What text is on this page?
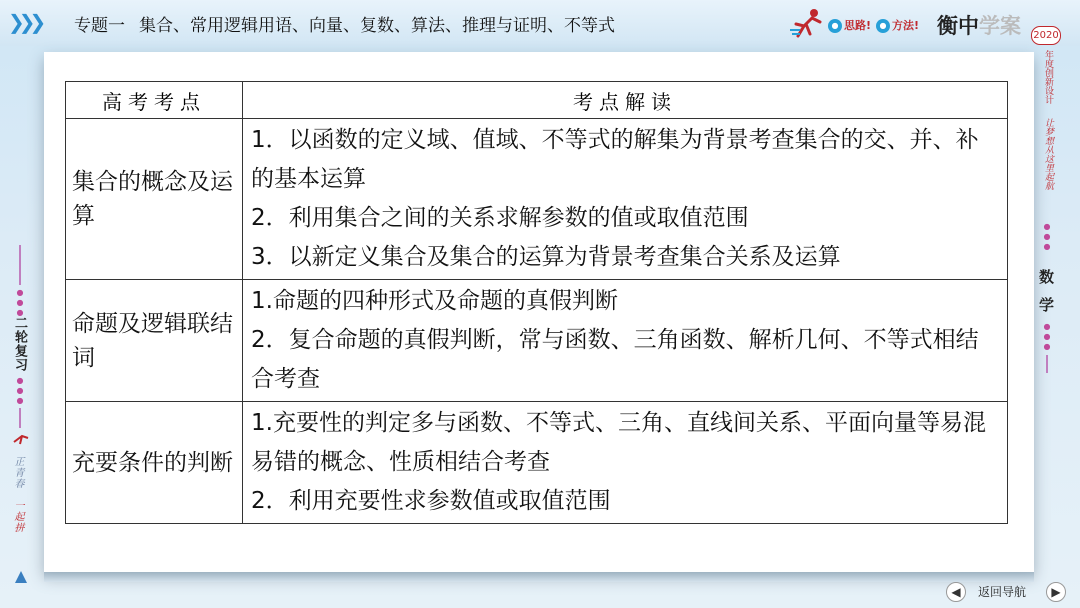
❯❯❯ 专题一 集合、常用逻辑用语、向量、复数、算法、推理与证明、不等式	● 思路!	● 方法! 衡中学案 2020
高考考点	考点解读
集合的概念及运算	1．以函数的定义域、值域、不等式的解集为背景考查集合的交、并、补的基本运算
2．利用集合之间的关系求解参数的值或取值范围
3．以新定义集合及集合的运算为背景考查集合关系及运算

命题及逻辑联结词	1.命题的四种形式及命题的真假判断
2．复合命题的真假判断，常与函数、三角函数、解析几何、不等式相结合考查

充要条件的判断	1.充要性的判定多与函数、不等式、三角、直线间关系、平面向量等易混易错的概念、性质相结合考查
2．利用充要性求参数值或取值范围
●
●
●
二轮复习
●
●
●
正青春
一起拼
年度创新设计
让梦想从这里起航
●
●
●
数
学
●
●
●
◀	返回导航	▶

##########

| TASK GOAL |
Every line of text is to be repeated exactly; pictures are left out.

| RESULT |
What text is on this page?
❯❯❯ 专题一 集合、常用逻辑用语、向量、复数、算法、推理与证明、不等式	● 思路!	● 方法! 衡中学案 2020
高考考点	考点解读
集合的概念及运算	1．以函数的定义域、值域、不等式的解集为背景考查集合的交、并、补的基本运算
2．利用集合之间的关系求解参数的值或取值范围
3．以新定义集合及集合的运算为背景考查集合关系及运算

命题及逻辑联结词	1.命题的四种形式及命题的真假判断
2．复合命题的真假判断，常与函数、三角函数、解析几何、不等式相结合考查

充要条件的判断	1.充要性的判定多与函数、不等式、三角、直线间关系、平面向量等易混易错的概念、性质相结合考查
2．利用充要性求参数值或取值范围
●
●
●
二轮复习
●
●
●
正青春
一起拼
年度创新设计
让梦想从这里起航
●
●
●
数
学
●
●
●
◀	返回导航	▶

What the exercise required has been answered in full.